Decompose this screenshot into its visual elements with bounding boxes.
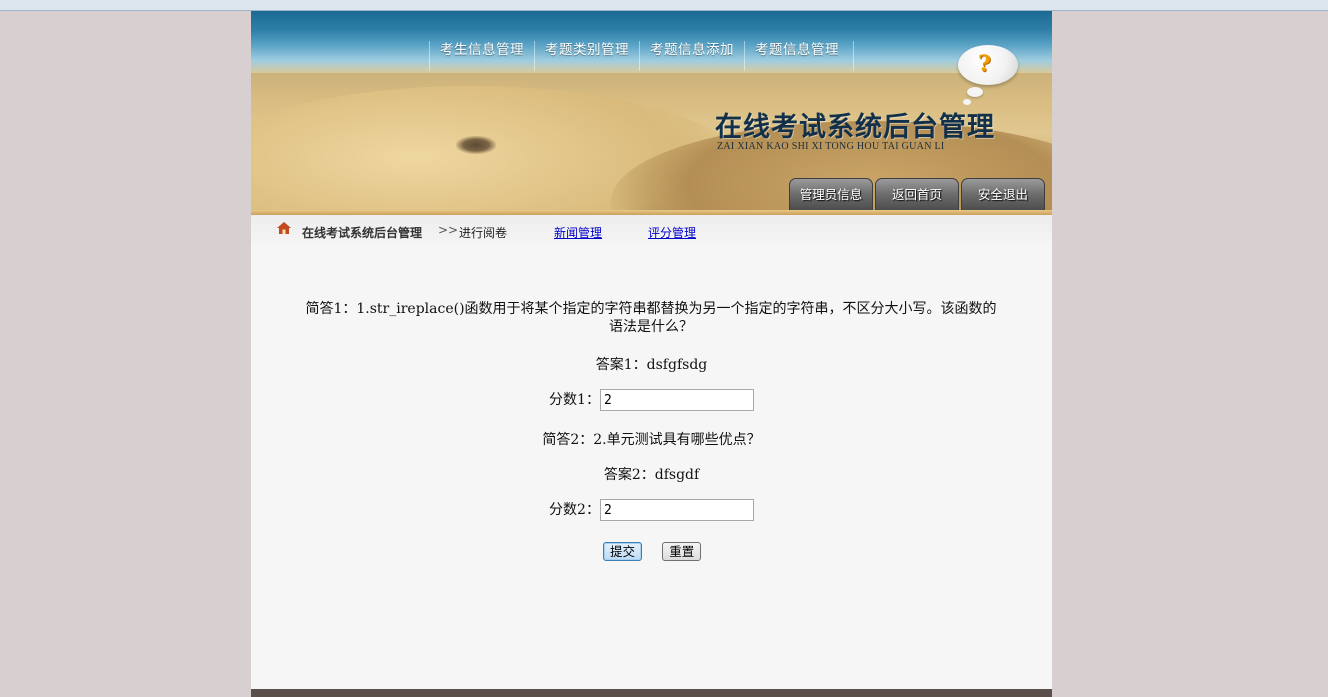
reset-button[interactable]: 重置 [662, 542, 702, 561]
nav-question-add[interactable]: 考题信息添加 [639, 41, 744, 71]
system-title: 在线考试系统后台管理 [715, 112, 995, 143]
logout-button[interactable]: 安全退出 [961, 178, 1045, 212]
browser-top-strip [0, 0, 1328, 11]
admin-info-button[interactable]: 管理员信息 [789, 178, 873, 212]
page-container: 考生信息管理 考题类别管理 考题信息添加 考题信息管理 ? 在线考试系统后台管理… [251, 11, 1052, 697]
breadcrumb-home[interactable]: 在线考试系统后台管理 [302, 224, 422, 241]
nav-student-info[interactable]: 考生信息管理 [429, 41, 534, 71]
form-buttons: 提交 重置 [603, 542, 803, 561]
nav-question-category[interactable]: 考题类别管理 [534, 41, 639, 71]
header-banner: 考生信息管理 考题类别管理 考题信息添加 考题信息管理 ? 在线考试系统后台管理… [251, 11, 1052, 215]
nav-question-manage[interactable]: 考题信息管理 [744, 41, 854, 71]
breadcrumb-current: 进行阅卷 [459, 226, 508, 240]
question-bubble-icon: ? [958, 45, 1018, 85]
answer-1-row: 答案1：dsfgfsdg [251, 354, 1052, 374]
score-1-label: 分数1： [549, 392, 600, 408]
submit-button[interactable]: 提交 [603, 542, 643, 561]
top-navigation: 考生信息管理 考题类别管理 考题信息添加 考题信息管理 [429, 41, 854, 71]
question-1-text: 简答1：1.str_ireplace()函数用于将某个指定的字符串都替换为另一个… [305, 301, 997, 335]
score-1-row: 分数1： [251, 389, 1052, 411]
system-subtitle: ZAI XIAN KAO SHI XI TONG HOU TAI GUAN LI [717, 141, 945, 152]
news-manage-link[interactable]: 新闻管理 [554, 224, 602, 241]
breadcrumb-separator: >> [438, 223, 459, 237]
footer-bar [251, 689, 1052, 697]
bubble-dot [967, 87, 983, 97]
answer-1-text: 答案1：dsfgfsdg [595, 357, 708, 373]
question-2-row: 简答2：2.单元测试具有哪些优点？ [251, 429, 1052, 449]
answer-2-text: 答案2：dfsgdf [603, 467, 700, 483]
back-home-button[interactable]: 返回首页 [875, 178, 959, 212]
score-1-input[interactable] [599, 389, 754, 411]
question-2-text: 简答2：2.单元测试具有哪些优点？ [542, 432, 761, 448]
score-2-input[interactable] [599, 499, 754, 521]
score-manage-link[interactable]: 评分管理 [648, 224, 696, 241]
camel-silhouette [456, 136, 496, 154]
score-2-label: 分数2： [549, 502, 600, 518]
score-2-row: 分数2： [251, 499, 1052, 521]
answer-2-row: 答案2：dfsgdf [251, 464, 1052, 484]
breadcrumb: 在线考试系统后台管理 >> 进行阅卷 新闻管理 评分管理 [251, 215, 1052, 243]
home-icon [277, 222, 291, 234]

----------------

Copy the lines from the line with "reset-button[interactable]: 重置 [662, 542, 702, 561]" to the line with "score-1-label: 分数1： [549, 392, 600, 408]", substituting "site-title" for "system-title" and leaving everything else unchanged.

WRITTEN ANSWER:
reset-button[interactable]: 重置 [662, 542, 702, 561]
nav-question-add[interactable]: 考题信息添加 [639, 41, 744, 71]
site-title: 在线考试系统后台管理 [715, 112, 995, 143]
logout-button[interactable]: 安全退出 [961, 178, 1045, 212]
browser-top-strip [0, 0, 1328, 11]
admin-info-button[interactable]: 管理员信息 [789, 178, 873, 212]
page-container: 考生信息管理 考题类别管理 考题信息添加 考题信息管理 ? 在线考试系统后台管理… [251, 11, 1052, 697]
breadcrumb-home[interactable]: 在线考试系统后台管理 [302, 224, 422, 241]
nav-student-info[interactable]: 考生信息管理 [429, 41, 534, 71]
form-buttons: 提交 重置 [603, 542, 803, 561]
nav-question-category[interactable]: 考题类别管理 [534, 41, 639, 71]
header-banner: 考生信息管理 考题类别管理 考题信息添加 考题信息管理 ? 在线考试系统后台管理… [251, 11, 1052, 215]
nav-question-manage[interactable]: 考题信息管理 [744, 41, 854, 71]
breadcrumb-current: 进行阅卷 [459, 226, 508, 240]
question-bubble-icon: ? [958, 45, 1018, 85]
answer-1-row: 答案1：dsfgfsdg [251, 354, 1052, 374]
score-1-label: 分数1： [549, 392, 600, 408]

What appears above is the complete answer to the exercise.